* _CHALLENGE_:
Go through the listing below and list every line with "Intresserade".

-- start DATASET --

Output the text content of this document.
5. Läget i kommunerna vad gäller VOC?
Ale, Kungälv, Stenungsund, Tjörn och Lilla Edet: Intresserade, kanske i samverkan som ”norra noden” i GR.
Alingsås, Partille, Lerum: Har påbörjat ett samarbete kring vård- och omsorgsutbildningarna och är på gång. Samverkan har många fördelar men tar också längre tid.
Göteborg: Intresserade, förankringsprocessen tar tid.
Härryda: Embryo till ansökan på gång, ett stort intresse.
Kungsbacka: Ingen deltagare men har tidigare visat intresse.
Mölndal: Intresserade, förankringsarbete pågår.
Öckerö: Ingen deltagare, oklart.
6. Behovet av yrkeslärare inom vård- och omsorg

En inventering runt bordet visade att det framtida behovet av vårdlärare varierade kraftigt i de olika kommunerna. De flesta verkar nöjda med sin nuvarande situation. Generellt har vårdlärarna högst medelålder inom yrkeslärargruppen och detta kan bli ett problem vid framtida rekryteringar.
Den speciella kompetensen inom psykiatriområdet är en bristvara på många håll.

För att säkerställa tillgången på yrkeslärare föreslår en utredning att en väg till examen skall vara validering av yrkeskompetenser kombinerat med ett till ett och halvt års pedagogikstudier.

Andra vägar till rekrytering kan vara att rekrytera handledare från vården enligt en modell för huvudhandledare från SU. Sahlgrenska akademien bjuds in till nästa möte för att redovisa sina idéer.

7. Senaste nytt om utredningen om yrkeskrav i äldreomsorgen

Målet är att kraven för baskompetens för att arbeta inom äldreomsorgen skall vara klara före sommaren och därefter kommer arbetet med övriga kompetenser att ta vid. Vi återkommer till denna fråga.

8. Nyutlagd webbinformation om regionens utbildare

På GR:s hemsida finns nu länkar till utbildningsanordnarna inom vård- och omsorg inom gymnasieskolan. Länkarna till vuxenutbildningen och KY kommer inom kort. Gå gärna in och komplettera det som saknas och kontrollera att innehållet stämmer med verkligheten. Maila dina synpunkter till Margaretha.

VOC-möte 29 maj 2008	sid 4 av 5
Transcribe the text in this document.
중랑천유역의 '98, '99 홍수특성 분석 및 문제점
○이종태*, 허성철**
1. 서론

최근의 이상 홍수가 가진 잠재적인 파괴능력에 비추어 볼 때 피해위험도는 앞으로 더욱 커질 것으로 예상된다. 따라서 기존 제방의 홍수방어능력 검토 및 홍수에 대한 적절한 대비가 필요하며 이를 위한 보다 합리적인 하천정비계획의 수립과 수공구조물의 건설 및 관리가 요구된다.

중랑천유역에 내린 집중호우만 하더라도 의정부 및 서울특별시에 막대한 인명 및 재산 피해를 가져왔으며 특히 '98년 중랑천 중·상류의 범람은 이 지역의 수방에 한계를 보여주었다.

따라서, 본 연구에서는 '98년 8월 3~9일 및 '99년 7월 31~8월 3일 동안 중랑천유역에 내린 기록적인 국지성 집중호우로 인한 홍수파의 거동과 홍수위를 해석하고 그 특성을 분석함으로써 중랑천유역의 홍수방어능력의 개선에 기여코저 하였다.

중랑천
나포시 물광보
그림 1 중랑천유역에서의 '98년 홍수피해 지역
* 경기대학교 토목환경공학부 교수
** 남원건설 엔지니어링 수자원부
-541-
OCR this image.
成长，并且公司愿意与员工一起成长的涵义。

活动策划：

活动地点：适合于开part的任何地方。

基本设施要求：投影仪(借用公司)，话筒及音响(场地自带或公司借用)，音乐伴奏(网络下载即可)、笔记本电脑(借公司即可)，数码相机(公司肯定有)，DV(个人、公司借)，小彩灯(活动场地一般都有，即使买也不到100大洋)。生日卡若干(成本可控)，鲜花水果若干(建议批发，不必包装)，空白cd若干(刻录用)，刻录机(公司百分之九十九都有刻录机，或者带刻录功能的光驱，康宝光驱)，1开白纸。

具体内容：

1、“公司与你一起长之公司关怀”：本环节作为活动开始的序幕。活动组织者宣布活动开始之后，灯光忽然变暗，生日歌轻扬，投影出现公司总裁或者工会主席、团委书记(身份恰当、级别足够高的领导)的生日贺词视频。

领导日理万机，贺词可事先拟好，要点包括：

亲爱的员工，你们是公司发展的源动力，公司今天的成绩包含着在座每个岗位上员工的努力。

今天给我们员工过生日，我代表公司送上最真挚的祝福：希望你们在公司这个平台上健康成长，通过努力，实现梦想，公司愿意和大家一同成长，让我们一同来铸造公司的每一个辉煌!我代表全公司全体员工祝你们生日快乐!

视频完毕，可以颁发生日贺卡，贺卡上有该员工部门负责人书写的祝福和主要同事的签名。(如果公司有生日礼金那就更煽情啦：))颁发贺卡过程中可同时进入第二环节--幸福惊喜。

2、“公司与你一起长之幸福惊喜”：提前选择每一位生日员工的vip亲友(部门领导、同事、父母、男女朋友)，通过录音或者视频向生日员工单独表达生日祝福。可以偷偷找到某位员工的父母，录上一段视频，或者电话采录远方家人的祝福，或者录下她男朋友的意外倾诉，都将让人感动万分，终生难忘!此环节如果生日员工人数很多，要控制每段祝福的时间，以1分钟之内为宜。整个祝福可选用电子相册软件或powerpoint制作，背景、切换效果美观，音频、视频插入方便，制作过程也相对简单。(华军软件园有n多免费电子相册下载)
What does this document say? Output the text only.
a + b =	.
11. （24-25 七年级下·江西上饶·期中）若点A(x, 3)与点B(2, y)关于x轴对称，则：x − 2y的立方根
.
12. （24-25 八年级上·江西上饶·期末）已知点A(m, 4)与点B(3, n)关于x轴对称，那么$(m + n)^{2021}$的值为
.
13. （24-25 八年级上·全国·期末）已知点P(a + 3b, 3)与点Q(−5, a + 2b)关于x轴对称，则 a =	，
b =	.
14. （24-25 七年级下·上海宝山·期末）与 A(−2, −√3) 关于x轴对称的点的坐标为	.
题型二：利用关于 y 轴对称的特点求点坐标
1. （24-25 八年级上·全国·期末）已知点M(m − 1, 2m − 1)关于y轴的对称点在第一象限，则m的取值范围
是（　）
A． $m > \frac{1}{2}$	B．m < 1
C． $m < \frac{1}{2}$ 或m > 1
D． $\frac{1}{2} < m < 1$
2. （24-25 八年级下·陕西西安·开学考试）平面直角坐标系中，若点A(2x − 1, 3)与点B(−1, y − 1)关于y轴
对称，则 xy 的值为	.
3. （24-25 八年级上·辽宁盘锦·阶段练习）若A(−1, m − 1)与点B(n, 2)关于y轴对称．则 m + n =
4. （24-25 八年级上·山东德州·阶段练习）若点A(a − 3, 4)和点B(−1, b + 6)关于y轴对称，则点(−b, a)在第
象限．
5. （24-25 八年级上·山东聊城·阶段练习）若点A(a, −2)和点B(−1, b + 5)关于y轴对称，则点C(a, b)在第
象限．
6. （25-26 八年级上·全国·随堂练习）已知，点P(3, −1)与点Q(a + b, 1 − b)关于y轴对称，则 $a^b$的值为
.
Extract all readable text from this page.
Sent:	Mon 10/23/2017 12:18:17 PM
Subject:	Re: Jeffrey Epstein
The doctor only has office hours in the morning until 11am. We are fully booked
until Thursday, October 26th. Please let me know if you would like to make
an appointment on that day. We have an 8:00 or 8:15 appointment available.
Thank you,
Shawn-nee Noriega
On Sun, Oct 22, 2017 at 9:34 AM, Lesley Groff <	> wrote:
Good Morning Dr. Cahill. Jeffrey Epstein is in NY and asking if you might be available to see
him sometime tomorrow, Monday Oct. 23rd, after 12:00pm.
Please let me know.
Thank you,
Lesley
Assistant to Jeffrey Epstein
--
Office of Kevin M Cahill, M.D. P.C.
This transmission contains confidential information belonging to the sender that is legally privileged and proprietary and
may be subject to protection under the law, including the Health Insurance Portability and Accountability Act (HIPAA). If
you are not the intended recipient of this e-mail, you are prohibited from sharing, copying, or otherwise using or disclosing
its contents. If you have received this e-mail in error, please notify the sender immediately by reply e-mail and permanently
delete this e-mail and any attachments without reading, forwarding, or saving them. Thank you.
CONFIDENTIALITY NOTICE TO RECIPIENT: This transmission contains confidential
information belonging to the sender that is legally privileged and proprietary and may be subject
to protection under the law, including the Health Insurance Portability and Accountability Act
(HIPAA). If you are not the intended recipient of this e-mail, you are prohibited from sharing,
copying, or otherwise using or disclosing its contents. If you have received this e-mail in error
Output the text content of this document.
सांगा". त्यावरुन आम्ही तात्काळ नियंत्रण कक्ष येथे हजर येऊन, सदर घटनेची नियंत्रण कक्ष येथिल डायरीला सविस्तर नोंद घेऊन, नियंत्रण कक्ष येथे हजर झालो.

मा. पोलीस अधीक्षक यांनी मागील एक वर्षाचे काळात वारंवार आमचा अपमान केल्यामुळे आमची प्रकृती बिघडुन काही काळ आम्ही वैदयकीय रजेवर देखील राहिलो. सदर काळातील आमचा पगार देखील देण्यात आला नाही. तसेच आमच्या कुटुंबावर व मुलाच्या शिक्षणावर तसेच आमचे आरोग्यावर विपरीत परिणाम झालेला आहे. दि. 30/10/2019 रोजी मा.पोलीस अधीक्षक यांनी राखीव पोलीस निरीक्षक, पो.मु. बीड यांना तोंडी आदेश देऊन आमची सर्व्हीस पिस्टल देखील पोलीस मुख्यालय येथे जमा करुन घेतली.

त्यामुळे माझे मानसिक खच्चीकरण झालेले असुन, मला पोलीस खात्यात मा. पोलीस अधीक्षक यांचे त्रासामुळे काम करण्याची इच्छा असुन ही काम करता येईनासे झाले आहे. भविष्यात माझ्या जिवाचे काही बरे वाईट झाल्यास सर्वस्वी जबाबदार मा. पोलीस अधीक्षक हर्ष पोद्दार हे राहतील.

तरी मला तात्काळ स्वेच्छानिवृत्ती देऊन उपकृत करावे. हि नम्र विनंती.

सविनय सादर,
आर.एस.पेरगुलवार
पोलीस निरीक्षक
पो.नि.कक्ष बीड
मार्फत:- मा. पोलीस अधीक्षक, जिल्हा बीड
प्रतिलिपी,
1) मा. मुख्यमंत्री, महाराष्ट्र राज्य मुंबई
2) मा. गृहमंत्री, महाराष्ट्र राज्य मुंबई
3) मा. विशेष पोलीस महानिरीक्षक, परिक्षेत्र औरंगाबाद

-- end DATASET --

* _FINAL RESULT_:
Ale, Kungälv, Stenungsund, Tjörn och Lilla Edet: Intresserade, kanske i samverkan som ”norra noden” i GR.
Göteborg: Intresserade, förankringsprocessen tar tid.
Mölndal: Intresserade, förankringsarbete pågår.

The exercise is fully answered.